* _Given instruction_
No images are to be carried over; print all other material exactly as it stands.

╭──

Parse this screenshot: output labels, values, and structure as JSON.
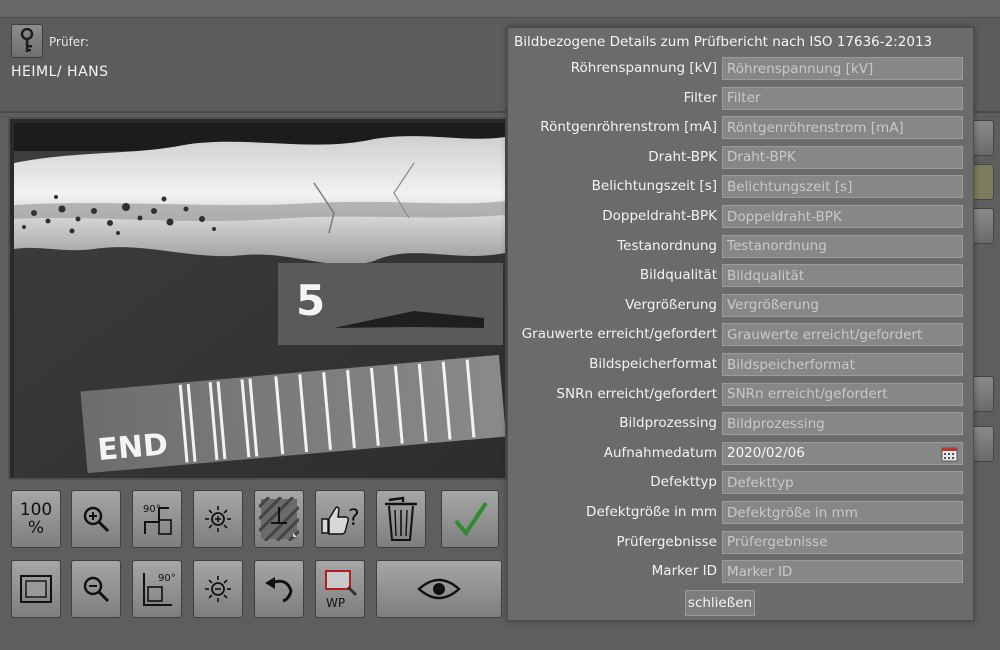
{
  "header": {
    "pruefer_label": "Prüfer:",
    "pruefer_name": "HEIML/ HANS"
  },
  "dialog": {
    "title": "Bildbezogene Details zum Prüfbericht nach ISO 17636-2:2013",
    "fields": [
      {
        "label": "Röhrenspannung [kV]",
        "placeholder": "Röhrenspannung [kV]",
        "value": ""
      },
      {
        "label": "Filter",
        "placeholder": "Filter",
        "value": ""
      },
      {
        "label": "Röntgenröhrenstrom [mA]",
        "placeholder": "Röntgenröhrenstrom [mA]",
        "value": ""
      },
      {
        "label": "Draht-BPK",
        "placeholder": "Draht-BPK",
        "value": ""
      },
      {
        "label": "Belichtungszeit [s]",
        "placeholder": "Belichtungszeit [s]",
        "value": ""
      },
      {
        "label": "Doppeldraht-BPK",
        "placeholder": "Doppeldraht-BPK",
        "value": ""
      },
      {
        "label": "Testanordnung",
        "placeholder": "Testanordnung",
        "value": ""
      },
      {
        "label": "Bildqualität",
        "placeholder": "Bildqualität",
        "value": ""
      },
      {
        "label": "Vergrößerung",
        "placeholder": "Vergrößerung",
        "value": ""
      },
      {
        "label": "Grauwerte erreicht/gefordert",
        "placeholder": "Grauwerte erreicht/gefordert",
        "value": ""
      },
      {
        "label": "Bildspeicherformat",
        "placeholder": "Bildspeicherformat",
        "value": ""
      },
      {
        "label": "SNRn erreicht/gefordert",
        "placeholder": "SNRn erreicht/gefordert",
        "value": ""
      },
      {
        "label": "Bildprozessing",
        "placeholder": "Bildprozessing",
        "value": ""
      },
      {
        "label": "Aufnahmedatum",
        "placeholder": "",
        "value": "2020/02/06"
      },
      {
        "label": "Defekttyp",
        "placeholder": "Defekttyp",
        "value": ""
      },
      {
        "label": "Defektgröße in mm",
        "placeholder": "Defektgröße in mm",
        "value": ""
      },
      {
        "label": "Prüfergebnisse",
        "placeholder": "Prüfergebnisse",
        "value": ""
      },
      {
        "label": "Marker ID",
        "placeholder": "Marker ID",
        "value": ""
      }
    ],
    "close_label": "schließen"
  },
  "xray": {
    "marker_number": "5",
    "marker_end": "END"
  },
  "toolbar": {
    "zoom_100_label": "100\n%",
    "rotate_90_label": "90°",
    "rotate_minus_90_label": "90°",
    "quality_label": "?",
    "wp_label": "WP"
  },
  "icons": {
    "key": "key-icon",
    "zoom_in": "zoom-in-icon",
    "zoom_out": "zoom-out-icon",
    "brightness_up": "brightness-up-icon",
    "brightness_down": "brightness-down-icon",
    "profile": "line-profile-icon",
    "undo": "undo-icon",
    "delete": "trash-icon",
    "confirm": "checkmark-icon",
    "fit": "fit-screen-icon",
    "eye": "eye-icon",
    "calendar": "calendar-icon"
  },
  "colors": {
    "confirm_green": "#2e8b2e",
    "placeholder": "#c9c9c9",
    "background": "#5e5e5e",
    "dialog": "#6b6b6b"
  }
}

╰──

* _Response to the exercise_
Parse this screenshot: output labels, values, and structure as JSON.
{
  "header": {
    "pruefer_label": "Prüfer:",
    "pruefer_name": "HEIML/ HANS"
  },
  "dialog": {
    "title": "Bildbezogene Details zum Prüfbericht nach ISO 17636-2:2013",
    "fields": [
      {
        "label": "Röhrenspannung [kV]",
        "placeholder": "Röhrenspannung [kV]",
        "value": ""
      },
      {
        "label": "Filter",
        "placeholder": "Filter",
        "value": ""
      },
      {
        "label": "Röntgenröhrenstrom [mA]",
        "placeholder": "Röntgenröhrenstrom [mA]",
        "value": ""
      },
      {
        "label": "Draht-BPK",
        "placeholder": "Draht-BPK",
        "value": ""
      },
      {
        "label": "Belichtungszeit [s]",
        "placeholder": "Belichtungszeit [s]",
        "value": ""
      },
      {
        "label": "Doppeldraht-BPK",
        "placeholder": "Doppeldraht-BPK",
        "value": ""
      },
      {
        "label": "Testanordnung",
        "placeholder": "Testanordnung",
        "value": ""
      },
      {
        "label": "Bildqualität",
        "placeholder": "Bildqualität",
        "value": ""
      },
      {
        "label": "Vergrößerung",
        "placeholder": "Vergrößerung",
        "value": ""
      },
      {
        "label": "Grauwerte erreicht/gefordert",
        "placeholder": "Grauwerte erreicht/gefordert",
        "value": ""
      },
      {
        "label": "Bildspeicherformat",
        "placeholder": "Bildspeicherformat",
        "value": ""
      },
      {
        "label": "SNRn erreicht/gefordert",
        "placeholder": "SNRn erreicht/gefordert",
        "value": ""
      },
      {
        "label": "Bildprozessing",
        "placeholder": "Bildprozessing",
        "value": ""
      },
      {
        "label": "Aufnahmedatum",
        "placeholder": "",
        "value": "2020/02/06"
      },
      {
        "label": "Defekttyp",
        "placeholder": "Defekttyp",
        "value": ""
      },
      {
        "label": "Defektgröße in mm",
        "placeholder": "Defektgröße in mm",
        "value": ""
      },
      {
        "label": "Prüfergebnisse",
        "placeholder": "Prüfergebnisse",
        "value": ""
      },
      {
        "label": "Marker ID",
        "placeholder": "Marker ID",
        "value": ""
      }
    ],
    "close_label": "schließen"
  },
  "xray": {
    "marker_number": "5",
    "marker_end": "END"
  },
  "toolbar": {
    "zoom_100_label": "100\n%",
    "rotate_90_label": "90°",
    "rotate_minus_90_label": "90°",
    "quality_label": "?",
    "wp_label": "WP"
  },
  "icons": {
    "key": "key-icon",
    "zoom_in": "zoom-in-icon",
    "zoom_out": "zoom-out-icon",
    "brightness_up": "brightness-up-icon",
    "brightness_down": "brightness-down-icon",
    "profile": "line-profile-icon",
    "undo": "undo-icon",
    "delete": "trash-icon",
    "confirm": "checkmark-icon",
    "fit": "fit-screen-icon",
    "eye": "eye-icon",
    "calendar": "calendar-icon"
  },
  "colors": {
    "confirm_green": "#2e8b2e",
    "placeholder": "#c9c9c9",
    "background": "#5e5e5e",
    "dialog": "#6b6b6b"
  }
}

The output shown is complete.